● **Problem details**: Write out the complete material exactly as it stands.

::: Task material :::

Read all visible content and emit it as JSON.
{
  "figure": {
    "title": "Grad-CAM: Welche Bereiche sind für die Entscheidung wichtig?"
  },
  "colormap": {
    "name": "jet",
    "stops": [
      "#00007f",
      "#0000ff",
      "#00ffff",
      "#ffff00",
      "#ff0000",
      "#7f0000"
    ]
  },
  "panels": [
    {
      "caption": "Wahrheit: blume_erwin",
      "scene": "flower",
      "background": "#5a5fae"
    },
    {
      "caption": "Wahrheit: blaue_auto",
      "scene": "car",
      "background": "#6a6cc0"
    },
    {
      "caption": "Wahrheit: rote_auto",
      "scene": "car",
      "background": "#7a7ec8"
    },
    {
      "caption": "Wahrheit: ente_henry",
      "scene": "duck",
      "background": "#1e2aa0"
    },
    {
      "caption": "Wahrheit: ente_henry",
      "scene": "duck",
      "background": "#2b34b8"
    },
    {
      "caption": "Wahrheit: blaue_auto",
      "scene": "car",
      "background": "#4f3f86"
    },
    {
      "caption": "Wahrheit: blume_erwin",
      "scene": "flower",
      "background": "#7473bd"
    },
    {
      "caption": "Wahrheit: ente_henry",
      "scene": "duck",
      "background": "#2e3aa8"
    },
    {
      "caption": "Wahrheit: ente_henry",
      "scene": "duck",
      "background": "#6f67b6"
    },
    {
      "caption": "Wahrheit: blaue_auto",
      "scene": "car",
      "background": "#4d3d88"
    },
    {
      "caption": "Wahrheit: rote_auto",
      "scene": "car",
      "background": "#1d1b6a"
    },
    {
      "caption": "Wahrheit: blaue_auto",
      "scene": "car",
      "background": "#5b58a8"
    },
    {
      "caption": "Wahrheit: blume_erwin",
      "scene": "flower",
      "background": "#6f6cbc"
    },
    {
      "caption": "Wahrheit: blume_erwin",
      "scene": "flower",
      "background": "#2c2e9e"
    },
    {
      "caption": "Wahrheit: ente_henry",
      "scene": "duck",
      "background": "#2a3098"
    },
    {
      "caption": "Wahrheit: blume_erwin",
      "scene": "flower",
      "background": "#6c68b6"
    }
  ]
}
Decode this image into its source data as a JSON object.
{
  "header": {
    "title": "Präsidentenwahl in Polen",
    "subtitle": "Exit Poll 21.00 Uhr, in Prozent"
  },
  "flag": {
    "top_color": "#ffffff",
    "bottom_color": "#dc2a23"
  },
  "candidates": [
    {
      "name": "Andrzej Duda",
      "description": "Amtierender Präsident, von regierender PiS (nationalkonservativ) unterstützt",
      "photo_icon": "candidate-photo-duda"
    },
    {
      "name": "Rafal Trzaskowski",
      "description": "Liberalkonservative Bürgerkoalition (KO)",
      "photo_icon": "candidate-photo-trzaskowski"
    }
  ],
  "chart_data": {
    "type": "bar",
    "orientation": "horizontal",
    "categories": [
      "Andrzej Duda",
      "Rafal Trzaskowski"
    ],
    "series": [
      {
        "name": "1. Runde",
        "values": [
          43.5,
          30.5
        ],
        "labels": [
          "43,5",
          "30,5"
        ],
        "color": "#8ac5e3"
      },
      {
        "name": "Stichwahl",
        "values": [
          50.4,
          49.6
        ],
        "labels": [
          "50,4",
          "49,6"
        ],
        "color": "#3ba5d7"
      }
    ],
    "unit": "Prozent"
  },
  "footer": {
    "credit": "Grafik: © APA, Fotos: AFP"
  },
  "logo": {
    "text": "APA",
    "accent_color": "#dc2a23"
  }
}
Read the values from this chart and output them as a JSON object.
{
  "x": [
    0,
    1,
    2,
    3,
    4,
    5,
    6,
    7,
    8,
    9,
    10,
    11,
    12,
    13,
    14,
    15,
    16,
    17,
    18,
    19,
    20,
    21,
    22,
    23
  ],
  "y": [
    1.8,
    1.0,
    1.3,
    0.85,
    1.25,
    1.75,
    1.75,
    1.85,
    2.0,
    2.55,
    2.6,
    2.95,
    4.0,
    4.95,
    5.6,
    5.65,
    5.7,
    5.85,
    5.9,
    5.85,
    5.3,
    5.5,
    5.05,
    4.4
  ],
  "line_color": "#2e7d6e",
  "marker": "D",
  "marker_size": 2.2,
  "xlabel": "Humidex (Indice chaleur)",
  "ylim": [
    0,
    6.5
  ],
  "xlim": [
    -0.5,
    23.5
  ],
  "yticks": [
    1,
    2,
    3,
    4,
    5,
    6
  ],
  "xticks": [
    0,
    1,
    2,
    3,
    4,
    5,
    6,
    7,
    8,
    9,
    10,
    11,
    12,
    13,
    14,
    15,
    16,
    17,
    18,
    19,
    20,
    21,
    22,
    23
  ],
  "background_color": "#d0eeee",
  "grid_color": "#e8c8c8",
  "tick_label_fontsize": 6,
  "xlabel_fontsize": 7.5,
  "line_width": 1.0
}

:::

● **Reply**:
Read all visible content and emit it as JSON.
{
  "figure": {
    "title": "Grad-CAM: Welche Bereiche sind für die Entscheidung wichtig?"
  },
  "colormap": {
    "name": "jet",
    "stops": [
      "#00007f",
      "#0000ff",
      "#00ffff",
      "#ffff00",
      "#ff0000",
      "#7f0000"
    ]
  },
  "panels": [
    {
      "caption": "Wahrheit: blume_erwin",
      "scene": "flower",
      "background": "#5a5fae"
    },
    {
      "caption": "Wahrheit: blaue_auto",
      "scene": "car",
      "background": "#6a6cc0"
    },
    {
      "caption": "Wahrheit: rote_auto",
      "scene": "car",
      "background": "#7a7ec8"
    },
    {
      "caption": "Wahrheit: ente_henry",
      "scene": "duck",
      "background": "#1e2aa0"
    },
    {
      "caption": "Wahrheit: ente_henry",
      "scene": "duck",
      "background": "#2b34b8"
    },
    {
      "caption": "Wahrheit: blaue_auto",
      "scene": "car",
      "background": "#4f3f86"
    },
    {
      "caption": "Wahrheit: blume_erwin",
      "scene": "flower",
      "background": "#7473bd"
    },
    {
      "caption": "Wahrheit: ente_henry",
      "scene": "duck",
      "background": "#2e3aa8"
    },
    {
      "caption": "Wahrheit: ente_henry",
      "scene": "duck",
      "background": "#6f67b6"
    },
    {
      "caption": "Wahrheit: blaue_auto",
      "scene": "car",
      "background": "#4d3d88"
    },
    {
      "caption": "Wahrheit: rote_auto",
      "scene": "car",
      "background": "#1d1b6a"
    },
    {
      "caption": "Wahrheit: blaue_auto",
      "scene": "car",
      "background": "#5b58a8"
    },
    {
      "caption": "Wahrheit: blume_erwin",
      "scene": "flower",
      "background": "#6f6cbc"
    },
    {
      "caption": "Wahrheit: blume_erwin",
      "scene": "flower",
      "background": "#2c2e9e"
    },
    {
      "caption": "Wahrheit: ente_henry",
      "scene": "duck",
      "background": "#2a3098"
    },
    {
      "caption": "Wahrheit: blume_erwin",
      "scene": "flower",
      "background": "#6c68b6"
    }
  ]
}
Decode this image into its source data as a JSON object.
{
  "header": {
    "title": "Präsidentenwahl in Polen",
    "subtitle": "Exit Poll 21.00 Uhr, in Prozent"
  },
  "flag": {
    "top_color": "#ffffff",
    "bottom_color": "#dc2a23"
  },
  "candidates": [
    {
      "name": "Andrzej Duda",
      "description": "Amtierender Präsident, von regierender PiS (nationalkonservativ) unterstützt",
      "photo_icon": "candidate-photo-duda"
    },
    {
      "name": "Rafal Trzaskowski",
      "description": "Liberalkonservative Bürgerkoalition (KO)",
      "photo_icon": "candidate-photo-trzaskowski"
    }
  ],
  "chart_data": {
    "type": "bar",
    "orientation": "horizontal",
    "categories": [
      "Andrzej Duda",
      "Rafal Trzaskowski"
    ],
    "series": [
      {
        "name": "1. Runde",
        "values": [
          43.5,
          30.5
        ],
        "labels": [
          "43,5",
          "30,5"
        ],
        "color": "#8ac5e3"
      },
      {
        "name": "Stichwahl",
        "values": [
          50.4,
          49.6
        ],
        "labels": [
          "50,4",
          "49,6"
        ],
        "color": "#3ba5d7"
      }
    ],
    "unit": "Prozent"
  },
  "footer": {
    "credit": "Grafik: © APA, Fotos: AFP"
  },
  "logo": {
    "text": "APA",
    "accent_color": "#dc2a23"
  }
}
Read the values from this chart and output them as a JSON object.
{
  "x": [
    0,
    1,
    2,
    3,
    4,
    5,
    6,
    7,
    8,
    9,
    10,
    11,
    12,
    13,
    14,
    15,
    16,
    17,
    18,
    19,
    20,
    21,
    22,
    23
  ],
  "y": [
    1.8,
    1.0,
    1.3,
    0.85,
    1.25,
    1.75,
    1.75,
    1.85,
    2.0,
    2.55,
    2.6,
    2.95,
    4.0,
    4.95,
    5.6,
    5.65,
    5.7,
    5.85,
    5.9,
    5.85,
    5.3,
    5.5,
    5.05,
    4.4
  ],
  "line_color": "#2e7d6e",
  "marker": "D",
  "marker_size": 2.2,
  "xlabel": "Humidex (Indice chaleur)",
  "ylim": [
    0,
    6.5
  ],
  "xlim": [
    -0.5,
    23.5
  ],
  "yticks": [
    1,
    2,
    3,
    4,
    5,
    6
  ],
  "xticks": [
    0,
    1,
    2,
    3,
    4,
    5,
    6,
    7,
    8,
    9,
    10,
    11,
    12,
    13,
    14,
    15,
    16,
    17,
    18,
    19,
    20,
    21,
    22,
    23
  ],
  "background_color": "#d0eeee",
  "grid_color": "#e8c8c8",
  "tick_label_fontsize": 6,
  "xlabel_fontsize": 7.5,
  "line_width": 1.0
}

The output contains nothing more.